GIVEN TASK: Pick out all lines of the entries that include the word "whishi" and copy them.
________________________
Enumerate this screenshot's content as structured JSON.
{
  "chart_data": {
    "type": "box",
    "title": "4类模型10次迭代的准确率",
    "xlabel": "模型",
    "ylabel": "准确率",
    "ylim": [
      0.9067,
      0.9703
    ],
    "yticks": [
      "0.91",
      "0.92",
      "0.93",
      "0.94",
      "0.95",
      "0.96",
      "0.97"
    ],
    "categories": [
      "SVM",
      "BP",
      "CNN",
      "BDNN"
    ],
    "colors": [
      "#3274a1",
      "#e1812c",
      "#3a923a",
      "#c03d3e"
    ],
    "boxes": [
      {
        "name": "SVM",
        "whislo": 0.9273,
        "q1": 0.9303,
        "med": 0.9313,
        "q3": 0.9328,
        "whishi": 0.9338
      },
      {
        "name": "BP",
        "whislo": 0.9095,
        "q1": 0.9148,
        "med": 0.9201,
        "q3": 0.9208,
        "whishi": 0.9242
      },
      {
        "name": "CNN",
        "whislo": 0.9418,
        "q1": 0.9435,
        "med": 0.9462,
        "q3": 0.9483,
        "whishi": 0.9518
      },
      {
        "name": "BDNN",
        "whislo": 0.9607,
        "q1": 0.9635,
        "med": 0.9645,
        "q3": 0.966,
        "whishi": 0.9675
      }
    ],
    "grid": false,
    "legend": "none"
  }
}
________________________
WRITTEN REPLY:
        "whishi": 0.9338
        "whishi": 0.9242
        "whishi": 0.9518
        "whishi": 0.9675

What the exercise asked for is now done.